■ SHORT PROBLEM ■
Pictures within the data are to be left out; everything else must be reproduced exactly.

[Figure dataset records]
##########
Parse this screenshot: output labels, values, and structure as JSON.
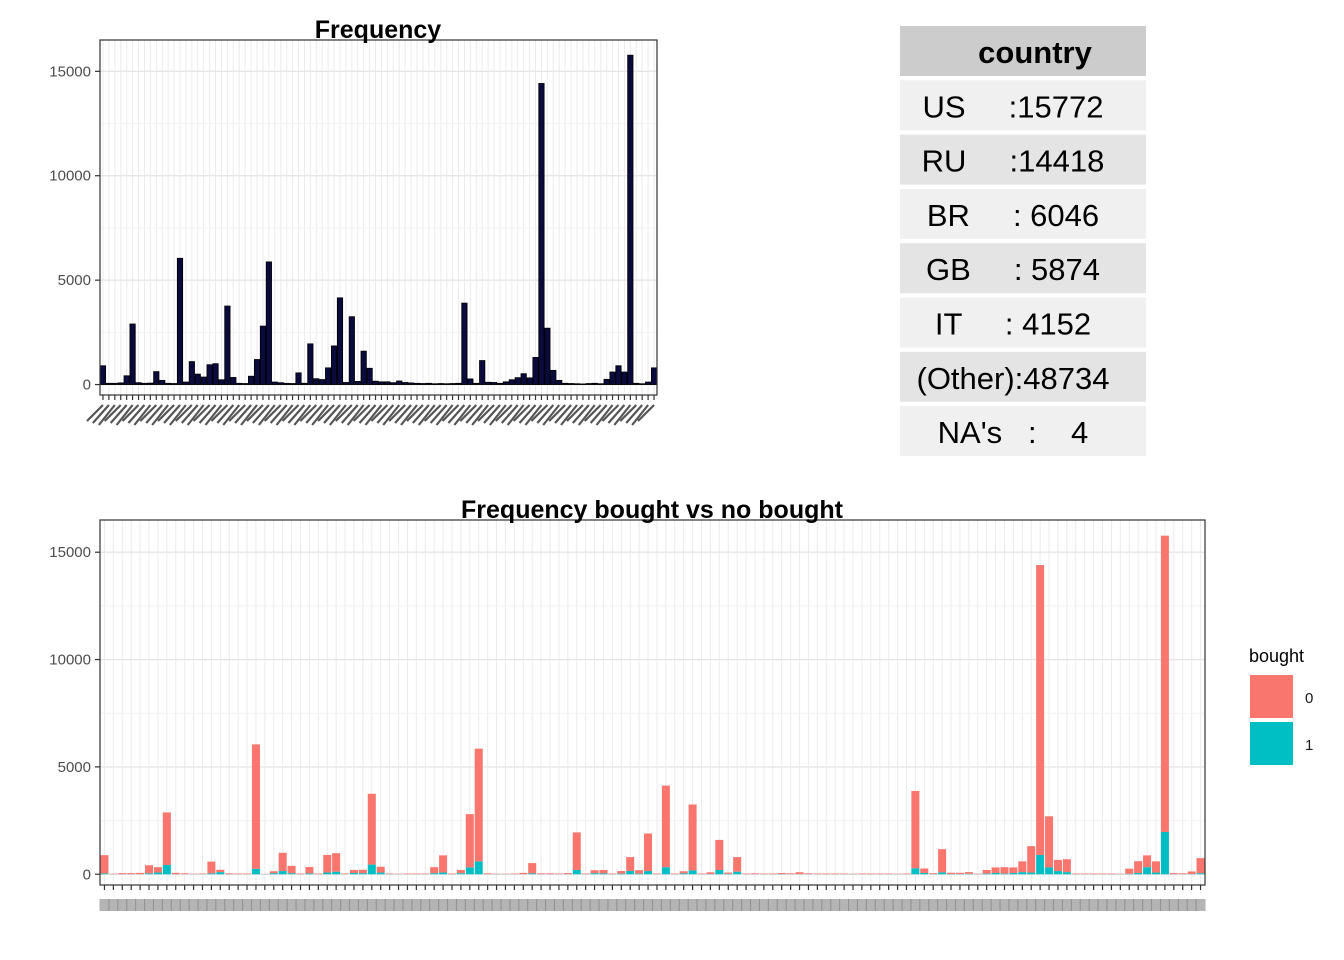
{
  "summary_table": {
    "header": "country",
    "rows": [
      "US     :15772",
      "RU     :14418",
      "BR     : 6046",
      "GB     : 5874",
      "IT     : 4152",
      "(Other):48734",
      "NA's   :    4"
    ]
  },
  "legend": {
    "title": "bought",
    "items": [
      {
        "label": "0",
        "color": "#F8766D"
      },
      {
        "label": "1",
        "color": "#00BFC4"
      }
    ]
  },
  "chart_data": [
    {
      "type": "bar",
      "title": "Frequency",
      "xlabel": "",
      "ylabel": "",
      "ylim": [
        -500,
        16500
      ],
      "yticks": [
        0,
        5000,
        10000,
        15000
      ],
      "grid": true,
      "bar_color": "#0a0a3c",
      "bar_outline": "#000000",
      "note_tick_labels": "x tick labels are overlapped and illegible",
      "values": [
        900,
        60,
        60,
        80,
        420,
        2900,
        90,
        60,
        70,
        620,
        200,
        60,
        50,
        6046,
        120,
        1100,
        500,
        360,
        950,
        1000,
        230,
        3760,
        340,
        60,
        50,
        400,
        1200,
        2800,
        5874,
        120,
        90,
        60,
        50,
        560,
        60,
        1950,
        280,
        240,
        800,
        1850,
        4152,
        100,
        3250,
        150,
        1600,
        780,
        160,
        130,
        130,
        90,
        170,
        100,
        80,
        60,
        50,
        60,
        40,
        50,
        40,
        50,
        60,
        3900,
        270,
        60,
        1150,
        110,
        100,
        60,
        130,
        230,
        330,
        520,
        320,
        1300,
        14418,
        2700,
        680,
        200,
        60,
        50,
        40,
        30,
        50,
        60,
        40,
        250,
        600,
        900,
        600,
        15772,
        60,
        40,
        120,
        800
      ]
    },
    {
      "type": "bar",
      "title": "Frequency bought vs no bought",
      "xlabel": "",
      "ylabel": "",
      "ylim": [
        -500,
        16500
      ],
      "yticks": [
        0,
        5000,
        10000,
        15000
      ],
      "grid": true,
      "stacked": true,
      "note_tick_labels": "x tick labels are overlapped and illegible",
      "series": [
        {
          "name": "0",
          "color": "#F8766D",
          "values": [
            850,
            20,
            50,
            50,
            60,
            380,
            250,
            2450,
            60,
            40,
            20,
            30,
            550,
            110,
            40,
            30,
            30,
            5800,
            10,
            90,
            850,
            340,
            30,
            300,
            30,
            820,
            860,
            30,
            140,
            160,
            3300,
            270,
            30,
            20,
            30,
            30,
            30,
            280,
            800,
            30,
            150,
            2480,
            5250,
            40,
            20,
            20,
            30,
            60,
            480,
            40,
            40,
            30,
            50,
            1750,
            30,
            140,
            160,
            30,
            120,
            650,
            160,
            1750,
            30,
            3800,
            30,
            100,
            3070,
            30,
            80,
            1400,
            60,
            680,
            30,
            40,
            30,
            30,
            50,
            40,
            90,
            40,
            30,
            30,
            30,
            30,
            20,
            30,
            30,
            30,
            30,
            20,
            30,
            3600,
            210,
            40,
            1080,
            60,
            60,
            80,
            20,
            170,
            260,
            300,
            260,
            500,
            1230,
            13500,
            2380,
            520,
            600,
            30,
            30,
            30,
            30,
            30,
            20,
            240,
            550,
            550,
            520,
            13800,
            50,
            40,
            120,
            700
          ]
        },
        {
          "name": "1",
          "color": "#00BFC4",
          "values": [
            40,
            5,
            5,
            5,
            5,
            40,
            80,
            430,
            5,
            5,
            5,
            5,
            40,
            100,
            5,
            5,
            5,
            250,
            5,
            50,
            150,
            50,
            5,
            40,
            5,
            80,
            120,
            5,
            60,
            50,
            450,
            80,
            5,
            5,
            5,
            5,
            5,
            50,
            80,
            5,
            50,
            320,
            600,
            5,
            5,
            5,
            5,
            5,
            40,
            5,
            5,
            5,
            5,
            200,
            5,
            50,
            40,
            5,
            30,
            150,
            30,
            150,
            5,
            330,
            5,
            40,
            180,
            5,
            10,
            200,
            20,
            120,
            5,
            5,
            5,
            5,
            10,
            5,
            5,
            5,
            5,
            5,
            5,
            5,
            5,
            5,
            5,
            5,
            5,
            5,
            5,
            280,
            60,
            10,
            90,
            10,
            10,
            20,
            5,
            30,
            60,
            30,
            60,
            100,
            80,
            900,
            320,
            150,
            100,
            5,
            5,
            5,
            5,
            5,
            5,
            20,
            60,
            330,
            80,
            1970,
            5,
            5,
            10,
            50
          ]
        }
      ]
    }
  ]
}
##########
■ CORRECT ANSWER ■
Parse this screenshot: output labels, values, and structure as JSON.
{
  "summary_table": {
    "header": "country",
    "rows": [
      "US     :15772",
      "RU     :14418",
      "BR     : 6046",
      "GB     : 5874",
      "IT     : 4152",
      "(Other):48734",
      "NA's   :    4"
    ]
  },
  "legend": {
    "title": "bought",
    "items": [
      {
        "label": "0",
        "color": "#F8766D"
      },
      {
        "label": "1",
        "color": "#00BFC4"
      }
    ]
  },
  "chart_data": [
    {
      "type": "bar",
      "title": "Frequency",
      "xlabel": "",
      "ylabel": "",
      "ylim": [
        -500,
        16500
      ],
      "yticks": [
        0,
        5000,
        10000,
        15000
      ],
      "grid": true,
      "bar_color": "#0a0a3c",
      "bar_outline": "#000000",
      "note_tick_labels": "x tick labels are overlapped and illegible",
      "values": [
        900,
        60,
        60,
        80,
        420,
        2900,
        90,
        60,
        70,
        620,
        200,
        60,
        50,
        6046,
        120,
        1100,
        500,
        360,
        950,
        1000,
        230,
        3760,
        340,
        60,
        50,
        400,
        1200,
        2800,
        5874,
        120,
        90,
        60,
        50,
        560,
        60,
        1950,
        280,
        240,
        800,
        1850,
        4152,
        100,
        3250,
        150,
        1600,
        780,
        160,
        130,
        130,
        90,
        170,
        100,
        80,
        60,
        50,
        60,
        40,
        50,
        40,
        50,
        60,
        3900,
        270,
        60,
        1150,
        110,
        100,
        60,
        130,
        230,
        330,
        520,
        320,
        1300,
        14418,
        2700,
        680,
        200,
        60,
        50,
        40,
        30,
        50,
        60,
        40,
        250,
        600,
        900,
        600,
        15772,
        60,
        40,
        120,
        800
      ]
    },
    {
      "type": "bar",
      "title": "Frequency bought vs no bought",
      "xlabel": "",
      "ylabel": "",
      "ylim": [
        -500,
        16500
      ],
      "yticks": [
        0,
        5000,
        10000,
        15000
      ],
      "grid": true,
      "stacked": true,
      "note_tick_labels": "x tick labels are overlapped and illegible",
      "series": [
        {
          "name": "0",
          "color": "#F8766D",
          "values": [
            850,
            20,
            50,
            50,
            60,
            380,
            250,
            2450,
            60,
            40,
            20,
            30,
            550,
            110,
            40,
            30,
            30,
            5800,
            10,
            90,
            850,
            340,
            30,
            300,
            30,
            820,
            860,
            30,
            140,
            160,
            3300,
            270,
            30,
            20,
            30,
            30,
            30,
            280,
            800,
            30,
            150,
            2480,
            5250,
            40,
            20,
            20,
            30,
            60,
            480,
            40,
            40,
            30,
            50,
            1750,
            30,
            140,
            160,
            30,
            120,
            650,
            160,
            1750,
            30,
            3800,
            30,
            100,
            3070,
            30,
            80,
            1400,
            60,
            680,
            30,
            40,
            30,
            30,
            50,
            40,
            90,
            40,
            30,
            30,
            30,
            30,
            20,
            30,
            30,
            30,
            30,
            20,
            30,
            3600,
            210,
            40,
            1080,
            60,
            60,
            80,
            20,
            170,
            260,
            300,
            260,
            500,
            1230,
            13500,
            2380,
            520,
            600,
            30,
            30,
            30,
            30,
            30,
            20,
            240,
            550,
            550,
            520,
            13800,
            50,
            40,
            120,
            700
          ]
        },
        {
          "name": "1",
          "color": "#00BFC4",
          "values": [
            40,
            5,
            5,
            5,
            5,
            40,
            80,
            430,
            5,
            5,
            5,
            5,
            40,
            100,
            5,
            5,
            5,
            250,
            5,
            50,
            150,
            50,
            5,
            40,
            5,
            80,
            120,
            5,
            60,
            50,
            450,
            80,
            5,
            5,
            5,
            5,
            5,
            50,
            80,
            5,
            50,
            320,
            600,
            5,
            5,
            5,
            5,
            5,
            40,
            5,
            5,
            5,
            5,
            200,
            5,
            50,
            40,
            5,
            30,
            150,
            30,
            150,
            5,
            330,
            5,
            40,
            180,
            5,
            10,
            200,
            20,
            120,
            5,
            5,
            5,
            5,
            10,
            5,
            5,
            5,
            5,
            5,
            5,
            5,
            5,
            5,
            5,
            5,
            5,
            5,
            5,
            280,
            60,
            10,
            90,
            10,
            10,
            20,
            5,
            30,
            60,
            30,
            60,
            100,
            80,
            900,
            320,
            150,
            100,
            5,
            5,
            5,
            5,
            5,
            5,
            20,
            60,
            330,
            80,
            1970,
            5,
            5,
            10,
            50
          ]
        }
      ]
    }
  ]
}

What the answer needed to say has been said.